Written request: Copy the following items word for word.

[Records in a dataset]
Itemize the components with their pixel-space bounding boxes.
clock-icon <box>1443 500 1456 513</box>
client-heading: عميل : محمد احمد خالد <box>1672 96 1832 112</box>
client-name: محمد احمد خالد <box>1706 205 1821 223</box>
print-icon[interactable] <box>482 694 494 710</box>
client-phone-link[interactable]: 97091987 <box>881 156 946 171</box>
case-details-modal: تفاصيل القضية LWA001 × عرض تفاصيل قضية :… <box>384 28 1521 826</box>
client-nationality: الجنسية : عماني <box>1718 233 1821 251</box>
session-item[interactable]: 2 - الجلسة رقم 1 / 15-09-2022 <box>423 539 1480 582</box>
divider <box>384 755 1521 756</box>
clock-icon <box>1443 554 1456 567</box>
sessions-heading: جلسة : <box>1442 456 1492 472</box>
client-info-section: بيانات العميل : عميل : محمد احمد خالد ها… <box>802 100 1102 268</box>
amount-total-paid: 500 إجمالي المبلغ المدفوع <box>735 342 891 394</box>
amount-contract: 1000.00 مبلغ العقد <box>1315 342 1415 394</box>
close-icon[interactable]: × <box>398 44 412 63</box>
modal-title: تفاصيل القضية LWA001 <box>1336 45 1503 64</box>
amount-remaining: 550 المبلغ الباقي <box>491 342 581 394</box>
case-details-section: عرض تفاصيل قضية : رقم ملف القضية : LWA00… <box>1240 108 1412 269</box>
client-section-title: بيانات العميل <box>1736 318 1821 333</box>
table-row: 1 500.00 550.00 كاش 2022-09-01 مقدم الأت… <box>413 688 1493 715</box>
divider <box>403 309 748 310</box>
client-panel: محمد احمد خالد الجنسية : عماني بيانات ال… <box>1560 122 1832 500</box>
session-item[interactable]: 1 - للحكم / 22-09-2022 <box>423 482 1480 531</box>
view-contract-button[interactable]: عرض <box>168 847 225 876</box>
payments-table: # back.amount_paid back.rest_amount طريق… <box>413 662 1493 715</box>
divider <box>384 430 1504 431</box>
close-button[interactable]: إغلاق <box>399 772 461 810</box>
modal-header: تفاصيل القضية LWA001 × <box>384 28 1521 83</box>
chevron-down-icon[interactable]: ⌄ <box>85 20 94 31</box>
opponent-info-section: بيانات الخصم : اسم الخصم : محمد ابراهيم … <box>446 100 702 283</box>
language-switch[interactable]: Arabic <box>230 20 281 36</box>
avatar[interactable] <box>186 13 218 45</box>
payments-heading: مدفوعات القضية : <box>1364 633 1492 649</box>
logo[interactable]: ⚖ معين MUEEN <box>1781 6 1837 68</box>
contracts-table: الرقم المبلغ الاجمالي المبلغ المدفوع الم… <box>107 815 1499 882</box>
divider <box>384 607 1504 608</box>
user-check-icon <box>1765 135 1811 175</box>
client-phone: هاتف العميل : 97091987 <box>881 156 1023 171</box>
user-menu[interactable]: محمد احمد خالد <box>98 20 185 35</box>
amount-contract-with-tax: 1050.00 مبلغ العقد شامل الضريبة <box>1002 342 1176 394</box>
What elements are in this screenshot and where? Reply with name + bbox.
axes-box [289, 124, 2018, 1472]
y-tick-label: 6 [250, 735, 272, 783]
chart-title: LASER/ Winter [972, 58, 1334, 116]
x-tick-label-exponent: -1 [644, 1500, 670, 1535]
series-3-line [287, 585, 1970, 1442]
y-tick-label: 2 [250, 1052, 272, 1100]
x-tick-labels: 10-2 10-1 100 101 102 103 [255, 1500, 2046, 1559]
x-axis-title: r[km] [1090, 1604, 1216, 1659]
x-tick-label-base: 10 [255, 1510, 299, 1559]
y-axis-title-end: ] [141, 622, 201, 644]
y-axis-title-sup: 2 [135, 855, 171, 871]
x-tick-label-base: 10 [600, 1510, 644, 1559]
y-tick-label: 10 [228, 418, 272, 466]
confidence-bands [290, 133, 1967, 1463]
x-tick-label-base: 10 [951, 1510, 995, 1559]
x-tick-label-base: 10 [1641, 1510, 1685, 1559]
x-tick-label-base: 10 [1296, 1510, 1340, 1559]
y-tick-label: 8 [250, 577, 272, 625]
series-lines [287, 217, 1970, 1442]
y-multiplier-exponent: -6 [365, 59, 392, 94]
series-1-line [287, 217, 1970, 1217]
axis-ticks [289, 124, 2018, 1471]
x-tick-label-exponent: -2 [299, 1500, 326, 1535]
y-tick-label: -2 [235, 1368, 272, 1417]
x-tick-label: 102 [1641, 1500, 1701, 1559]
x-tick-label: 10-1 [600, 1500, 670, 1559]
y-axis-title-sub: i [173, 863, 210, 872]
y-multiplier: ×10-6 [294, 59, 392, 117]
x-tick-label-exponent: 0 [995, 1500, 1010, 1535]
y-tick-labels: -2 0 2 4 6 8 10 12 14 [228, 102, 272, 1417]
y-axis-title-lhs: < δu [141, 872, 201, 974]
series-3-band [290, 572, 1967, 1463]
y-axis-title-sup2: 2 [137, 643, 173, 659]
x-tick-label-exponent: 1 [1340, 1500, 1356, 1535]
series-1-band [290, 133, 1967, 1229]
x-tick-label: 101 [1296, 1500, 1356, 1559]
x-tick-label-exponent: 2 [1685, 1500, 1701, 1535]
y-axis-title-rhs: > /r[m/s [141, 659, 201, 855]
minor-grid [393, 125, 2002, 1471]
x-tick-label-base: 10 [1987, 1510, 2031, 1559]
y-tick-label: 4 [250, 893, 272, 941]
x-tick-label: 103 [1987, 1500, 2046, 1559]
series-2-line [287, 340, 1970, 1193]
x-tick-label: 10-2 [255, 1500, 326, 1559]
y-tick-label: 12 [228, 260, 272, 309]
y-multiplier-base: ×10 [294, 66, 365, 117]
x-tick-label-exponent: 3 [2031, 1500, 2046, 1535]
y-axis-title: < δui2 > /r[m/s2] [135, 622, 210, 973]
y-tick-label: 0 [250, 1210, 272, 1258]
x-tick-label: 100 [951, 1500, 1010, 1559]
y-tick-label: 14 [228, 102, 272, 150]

Response to this exercise:
Itemize the components with their pixel-space bounding boxes.
clock-icon <box>1443 500 1456 513</box>
client-heading: عميل : محمد احمد خالد <box>1672 96 1832 112</box>
client-name: محمد احمد خالد <box>1706 205 1821 223</box>
print-icon[interactable] <box>482 694 494 710</box>
client-phone-link[interactable]: 97091987 <box>881 156 946 171</box>
case-details-modal: تفاصيل القضية LWA001 × عرض تفاصيل قضية :… <box>384 28 1521 826</box>
client-nationality: الجنسية : عماني <box>1718 233 1821 251</box>
session-item[interactable]: 2 - الجلسة رقم 1 / 15-09-2022 <box>423 539 1480 582</box>
divider <box>384 755 1521 756</box>
clock-icon <box>1443 554 1456 567</box>
sessions-heading: جلسة : <box>1442 456 1492 472</box>
client-info-section: بيانات العميل : عميل : محمد احمد خالد ها… <box>802 100 1102 268</box>
amount-total-paid: 500 إجمالي المبلغ المدفوع <box>735 342 891 394</box>
amount-contract: 1000.00 مبلغ العقد <box>1315 342 1415 394</box>
close-icon[interactable]: × <box>398 44 412 63</box>
modal-title: تفاصيل القضية LWA001 <box>1336 45 1503 64</box>
amount-remaining: 550 المبلغ الباقي <box>491 342 581 394</box>
case-details-section: عرض تفاصيل قضية : رقم ملف القضية : LWA00… <box>1240 108 1412 269</box>
client-section-title: بيانات العميل <box>1736 318 1821 333</box>
table-row: 1 500.00 550.00 كاش 2022-09-01 مقدم الأت… <box>413 688 1493 715</box>
divider <box>403 309 748 310</box>
client-panel: محمد احمد خالد الجنسية : عماني بيانات ال… <box>1560 122 1832 500</box>
session-item[interactable]: 1 - للحكم / 22-09-2022 <box>423 482 1480 531</box>
view-contract-button[interactable]: عرض <box>168 847 225 876</box>
payments-table: # back.amount_paid back.rest_amount طريق… <box>413 662 1493 715</box>
divider <box>384 430 1504 431</box>
close-button[interactable]: إغلاق <box>399 772 461 810</box>
modal-header: تفاصيل القضية LWA001 × <box>384 28 1521 83</box>
chevron-down-icon[interactable]: ⌄ <box>85 20 94 31</box>
opponent-info-section: بيانات الخصم : اسم الخصم : محمد ابراهيم … <box>446 100 702 283</box>
language-switch[interactable]: Arabic <box>230 20 281 36</box>
avatar[interactable] <box>186 13 218 45</box>
payments-heading: مدفوعات القضية : <box>1364 633 1492 649</box>
logo[interactable]: ⚖ معين MUEEN <box>1781 6 1837 68</box>
contracts-table: الرقم المبلغ الاجمالي المبلغ المدفوع الم… <box>107 815 1499 882</box>
divider <box>384 607 1504 608</box>
user-check-icon <box>1765 135 1811 175</box>
client-phone: هاتف العميل : 97091987 <box>881 156 1023 171</box>
user-menu[interactable]: محمد احمد خالد <box>98 20 185 35</box>
amount-contract-with-tax: 1050.00 مبلغ العقد شامل الضريبة <box>1002 342 1176 394</box>
What elements are in this screenshot and where? Reply with name + bbox.
axes-box [289, 124, 2018, 1472]
y-tick-label: 6 [250, 735, 272, 783]
chart-title: LASER/ Winter [972, 58, 1334, 116]
x-tick-label-exponent: -1 [644, 1500, 670, 1535]
series-3-line [287, 585, 1970, 1442]
y-tick-label: 2 [250, 1052, 272, 1100]
x-tick-labels: 10-2 10-1 100 101 102 103 [255, 1500, 2046, 1559]
x-axis-title: r[km] [1090, 1604, 1216, 1659]
x-tick-label-base: 10 [255, 1510, 299, 1559]
y-axis-title-end: ] [141, 622, 201, 644]
y-axis-title-sup: 2 [135, 855, 171, 871]
x-tick-label-base: 10 [600, 1510, 644, 1559]
y-tick-label: 10 [228, 418, 272, 466]
confidence-bands [290, 133, 1967, 1463]
x-tick-label-base: 10 [951, 1510, 995, 1559]
x-tick-label-base: 10 [1641, 1510, 1685, 1559]
x-tick-label-base: 10 [1296, 1510, 1340, 1559]
y-tick-label: 8 [250, 577, 272, 625]
series-lines [287, 217, 1970, 1442]
y-multiplier-exponent: -6 [365, 59, 392, 94]
series-1-line [287, 217, 1970, 1217]
axis-ticks [289, 124, 2018, 1471]
x-tick-label-exponent: -2 [299, 1500, 326, 1535]
y-tick-label: -2 [235, 1368, 272, 1417]
x-tick-label: 102 [1641, 1500, 1701, 1559]
x-tick-label: 10-1 [600, 1500, 670, 1559]
y-axis-title-sub: i [173, 863, 210, 872]
y-multiplier: ×10-6 [294, 59, 392, 117]
x-tick-label-exponent: 0 [995, 1500, 1010, 1535]
y-tick-labels: -2 0 2 4 6 8 10 12 14 [228, 102, 272, 1417]
y-axis-title-lhs: < δu [141, 872, 201, 974]
series-3-band [290, 572, 1967, 1463]
y-axis-title-sup2: 2 [137, 643, 173, 659]
x-tick-label-exponent: 1 [1340, 1500, 1356, 1535]
series-1-band [290, 133, 1967, 1229]
x-tick-label: 101 [1296, 1500, 1356, 1559]
x-tick-label-exponent: 2 [1685, 1500, 1701, 1535]
y-axis-title-rhs: > /r[m/s [141, 659, 201, 855]
minor-grid [393, 125, 2002, 1471]
x-tick-label-base: 10 [1987, 1510, 2031, 1559]
y-tick-label: 4 [250, 893, 272, 941]
x-tick-label: 103 [1987, 1500, 2046, 1559]
series-2-line [287, 340, 1970, 1193]
x-tick-label: 10-2 [255, 1500, 326, 1559]
y-tick-label: 12 [228, 260, 272, 309]
y-multiplier-base: ×10 [294, 66, 365, 117]
x-tick-label-exponent: 3 [2031, 1500, 2046, 1535]
y-axis-title: < δui2 > /r[m/s2] [135, 622, 210, 973]
y-tick-label: 0 [250, 1210, 272, 1258]
x-tick-label: 100 [951, 1500, 1010, 1559]
y-tick-label: 14 [228, 102, 272, 150]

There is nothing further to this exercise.